## START EXERCISE MATERIAL

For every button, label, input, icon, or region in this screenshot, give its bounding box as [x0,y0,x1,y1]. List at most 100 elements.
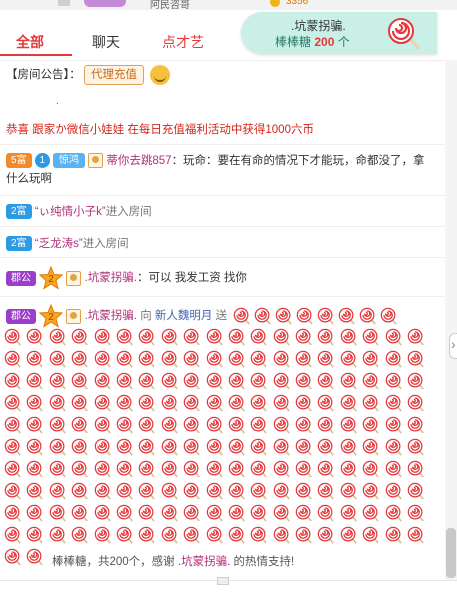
lollipop-icon [49,504,66,522]
lollipop-icon [251,416,268,434]
lollipop-icon [4,548,21,566]
lollipop-icon [318,460,335,478]
lollipop-icon [340,328,357,346]
lollipop-icon [183,416,201,434]
lollipop-row [4,372,434,394]
lollipop-icon [362,482,380,500]
lollipop-icon [206,394,223,412]
tab-chat[interactable]: 聊天 [92,32,120,52]
lollipop-icon [71,328,89,346]
rich-badge: 2富 [6,204,32,220]
lollipop-icon [251,438,268,456]
lollipop-icon [183,526,201,544]
side-expand-handle[interactable] [449,333,457,359]
lollipop-icon [139,482,156,500]
lollipop-icon [362,350,380,368]
lollipop-icon [161,350,178,368]
top-strip: 阿民咨哥 3356 [0,0,457,10]
tab-talent[interactable]: 点才艺 [162,32,204,52]
notice-dot: . [56,96,59,107]
congrats-message: 恭喜 跟家か微信小娃娃 在每日充值福利活动中获得1000六币 [6,124,314,136]
lollipop-icon [251,328,268,346]
notice-label: 【房间公告】： [6,69,81,82]
message-text: 进入房间 [105,206,152,218]
lollipop-icon [71,416,89,434]
lollipop-icon [385,438,402,456]
lollipop-icon [273,482,290,500]
collapse-handle[interactable] [217,577,229,585]
top-user-name: 阿民咨哥 [150,0,190,10]
lollipop-icon [206,372,223,390]
lollipop-icon [49,394,66,412]
message-target-user[interactable]: 新人魏明月 [155,310,213,322]
tab-underline [0,54,72,56]
lollipop-icon [206,350,223,368]
star-level-icon: 2 [39,304,64,328]
lollipop-icon [362,460,380,478]
lollipop-icon [139,438,156,456]
lollipop-icon [49,482,66,500]
lollipop-icon [139,372,156,390]
lollipop-icon [49,372,66,390]
message-user[interactable]: 蒂你去跳857 [106,155,171,167]
lollipop-icon [407,372,424,390]
lollipop-icon [206,438,223,456]
scrollbar-thumb[interactable] [446,528,456,578]
message-user[interactable]: “ぃ纯情小子k” [35,206,106,218]
lollipop-icon [340,350,357,368]
lollipop-icon [362,438,380,456]
lollipop-icon [228,328,245,346]
gift-banner-sender: .坑蒙拐骗. [291,19,346,33]
lollipop-icon [251,372,268,390]
lollipop-icon [385,460,402,478]
lollipop-icon [27,460,44,478]
smile-icon [150,65,171,85]
lollipop-icon [27,394,44,412]
lollipop-icon [183,350,201,368]
lollipop-icon [318,438,335,456]
lollipop-icon [273,350,290,368]
level-icon: 1 [34,153,50,169]
lollipop-icon [139,526,156,544]
lollipop-icon [362,328,380,346]
lollipop-icon [295,526,312,544]
gift-banner-unit: 个 [337,35,350,49]
user-card-icon[interactable] [88,153,104,169]
scrollbar-track[interactable] [445,60,457,580]
lollipop-icon [228,526,245,544]
message-user[interactable]: .坑蒙拐骗. [85,310,137,322]
lollipop-icon [318,482,335,500]
lollipop-icon [407,504,424,522]
lollipop-icon [161,328,178,346]
lollipop-icon [206,328,223,346]
divider [0,226,445,227]
lollipop-icon [385,350,402,368]
tab-all[interactable]: 全部 [0,32,72,56]
message-user[interactable]: .坑蒙拐骗. [85,272,137,284]
agent-recharge-button[interactable]: 代理充值 [83,65,144,86]
lollipop-icon [339,307,356,325]
lollipop-icon [183,482,201,500]
gift-footer-gift: 棒棒糖，共200个，感谢 [52,556,175,568]
lollipop-icon [71,460,89,478]
lollipop-icon [161,482,178,500]
lollipop-icon [340,438,357,456]
gift-footer-user[interactable]: .坑蒙拐骗. [178,556,230,568]
lollipop-icon [228,350,245,368]
lollipop-row [4,482,434,504]
lollipop-icon [360,307,377,325]
lollipop-icon [94,526,111,544]
lollipop-icon [318,350,335,368]
lollipop-icon [295,372,312,390]
user-card-icon[interactable] [66,308,82,324]
lollipop-icon [318,372,335,390]
lollipop-icon [4,328,21,346]
user-card-icon[interactable] [66,270,82,286]
message-user[interactable]: “乏龙涛s” [35,238,83,250]
rich-badge: 2富 [6,236,32,252]
lollipop-icon [385,372,402,390]
lollipop-icon [4,526,21,544]
lollipop-icon [381,307,398,325]
lollipop-icon [71,504,89,522]
lollipop-icon [273,328,290,346]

## END EXERCISE MATERIAL

> [WHAT IS NEEDED]: Copy the lines of the material word for word, from the line that contains "lollipop-icon [49,504,66,522]" through the line that contains "top-strip: 阿民咨哥 3356 [0,0,457,10]", both included.

> [OUTPUT OF THE TASK]:
lollipop-icon [49,504,66,522]
lollipop-icon [251,416,268,434]
lollipop-icon [4,548,21,566]
lollipop-icon [318,460,335,478]
lollipop-icon [340,328,357,346]
lollipop-icon [183,416,201,434]
lollipop-row [4,372,434,394]
lollipop-icon [362,482,380,500]
lollipop-icon [206,394,223,412]
tab-chat[interactable]: 聊天 [92,32,120,52]
lollipop-icon [71,328,89,346]
rich-badge: 2富 [6,204,32,220]
lollipop-icon [251,438,268,456]
lollipop-icon [183,526,201,544]
side-expand-handle[interactable] [449,333,457,359]
lollipop-icon [139,482,156,500]
lollipop-icon [362,350,380,368]
lollipop-icon [161,350,178,368]
top-strip: 阿民咨哥 3356 [0,0,457,10]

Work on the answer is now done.